(Data items)
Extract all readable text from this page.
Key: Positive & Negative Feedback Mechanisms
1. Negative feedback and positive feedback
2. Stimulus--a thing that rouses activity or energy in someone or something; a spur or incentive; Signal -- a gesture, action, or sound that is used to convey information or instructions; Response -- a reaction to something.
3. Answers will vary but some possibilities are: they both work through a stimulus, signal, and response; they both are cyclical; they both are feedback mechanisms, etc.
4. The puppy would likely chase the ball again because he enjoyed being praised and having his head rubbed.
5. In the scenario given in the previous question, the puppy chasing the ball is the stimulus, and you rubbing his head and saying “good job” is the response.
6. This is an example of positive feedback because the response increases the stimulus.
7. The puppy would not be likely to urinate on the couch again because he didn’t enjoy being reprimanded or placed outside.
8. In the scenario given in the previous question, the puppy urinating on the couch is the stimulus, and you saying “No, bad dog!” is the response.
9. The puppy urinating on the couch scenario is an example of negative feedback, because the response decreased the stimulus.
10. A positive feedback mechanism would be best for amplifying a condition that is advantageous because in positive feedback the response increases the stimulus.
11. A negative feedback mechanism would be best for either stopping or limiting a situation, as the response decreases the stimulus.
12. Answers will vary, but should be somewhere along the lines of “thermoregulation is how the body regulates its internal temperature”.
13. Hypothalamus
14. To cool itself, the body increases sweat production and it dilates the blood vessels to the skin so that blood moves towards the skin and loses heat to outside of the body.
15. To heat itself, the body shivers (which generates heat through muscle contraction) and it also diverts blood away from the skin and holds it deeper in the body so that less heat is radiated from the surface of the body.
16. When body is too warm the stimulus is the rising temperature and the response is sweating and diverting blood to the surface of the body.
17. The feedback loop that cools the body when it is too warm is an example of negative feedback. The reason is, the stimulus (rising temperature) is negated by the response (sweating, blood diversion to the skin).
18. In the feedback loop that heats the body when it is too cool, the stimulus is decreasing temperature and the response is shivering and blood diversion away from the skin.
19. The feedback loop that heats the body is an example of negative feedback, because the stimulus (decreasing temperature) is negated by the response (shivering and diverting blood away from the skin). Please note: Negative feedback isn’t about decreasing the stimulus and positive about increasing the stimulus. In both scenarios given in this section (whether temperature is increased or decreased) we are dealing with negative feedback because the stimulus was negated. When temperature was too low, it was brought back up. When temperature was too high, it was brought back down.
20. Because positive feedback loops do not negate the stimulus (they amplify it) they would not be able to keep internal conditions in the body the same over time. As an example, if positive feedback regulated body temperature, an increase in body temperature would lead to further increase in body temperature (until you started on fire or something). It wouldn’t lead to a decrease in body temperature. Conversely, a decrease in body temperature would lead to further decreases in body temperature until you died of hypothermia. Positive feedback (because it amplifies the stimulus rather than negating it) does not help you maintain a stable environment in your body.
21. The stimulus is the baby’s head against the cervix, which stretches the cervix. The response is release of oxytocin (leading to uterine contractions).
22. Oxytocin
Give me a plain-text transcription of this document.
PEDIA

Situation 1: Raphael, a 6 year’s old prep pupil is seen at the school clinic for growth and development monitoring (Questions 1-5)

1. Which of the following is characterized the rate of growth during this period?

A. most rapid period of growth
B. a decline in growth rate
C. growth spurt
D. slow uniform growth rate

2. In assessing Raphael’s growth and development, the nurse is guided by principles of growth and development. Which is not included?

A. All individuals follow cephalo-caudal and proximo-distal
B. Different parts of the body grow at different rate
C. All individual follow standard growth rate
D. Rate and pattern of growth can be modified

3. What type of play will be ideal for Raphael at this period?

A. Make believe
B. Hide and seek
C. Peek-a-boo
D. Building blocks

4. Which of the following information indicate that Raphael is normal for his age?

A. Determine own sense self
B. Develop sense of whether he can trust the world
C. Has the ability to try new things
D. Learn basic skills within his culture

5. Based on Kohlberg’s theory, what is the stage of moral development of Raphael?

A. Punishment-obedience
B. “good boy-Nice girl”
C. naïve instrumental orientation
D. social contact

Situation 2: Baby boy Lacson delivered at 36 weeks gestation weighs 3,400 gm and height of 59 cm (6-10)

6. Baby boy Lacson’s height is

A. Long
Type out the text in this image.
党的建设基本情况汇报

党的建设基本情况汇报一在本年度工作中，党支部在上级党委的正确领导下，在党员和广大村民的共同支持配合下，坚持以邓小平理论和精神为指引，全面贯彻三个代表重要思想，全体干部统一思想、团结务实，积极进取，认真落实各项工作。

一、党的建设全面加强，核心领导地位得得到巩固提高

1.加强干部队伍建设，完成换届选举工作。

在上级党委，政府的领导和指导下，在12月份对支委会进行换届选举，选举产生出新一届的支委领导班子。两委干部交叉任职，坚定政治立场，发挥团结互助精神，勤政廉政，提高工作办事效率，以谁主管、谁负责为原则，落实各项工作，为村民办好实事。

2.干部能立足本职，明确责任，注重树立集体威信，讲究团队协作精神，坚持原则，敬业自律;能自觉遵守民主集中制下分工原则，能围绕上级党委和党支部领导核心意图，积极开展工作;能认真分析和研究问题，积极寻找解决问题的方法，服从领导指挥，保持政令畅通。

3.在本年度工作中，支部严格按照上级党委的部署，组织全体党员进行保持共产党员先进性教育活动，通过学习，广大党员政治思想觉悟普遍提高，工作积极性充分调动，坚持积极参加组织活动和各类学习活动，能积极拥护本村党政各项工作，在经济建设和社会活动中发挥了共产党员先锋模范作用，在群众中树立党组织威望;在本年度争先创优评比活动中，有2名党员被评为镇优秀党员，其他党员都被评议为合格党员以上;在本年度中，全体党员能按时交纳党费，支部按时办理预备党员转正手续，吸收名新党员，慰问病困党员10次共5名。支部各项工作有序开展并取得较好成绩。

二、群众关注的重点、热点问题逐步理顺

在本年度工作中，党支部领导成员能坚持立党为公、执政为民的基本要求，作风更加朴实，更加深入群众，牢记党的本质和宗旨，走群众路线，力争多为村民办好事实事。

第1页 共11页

(Task directions) All lines in the data that contain the word "sense" should be copied.

(Problem solution)
A. Determine own sense self
B. Develop sense of whether he can trust the world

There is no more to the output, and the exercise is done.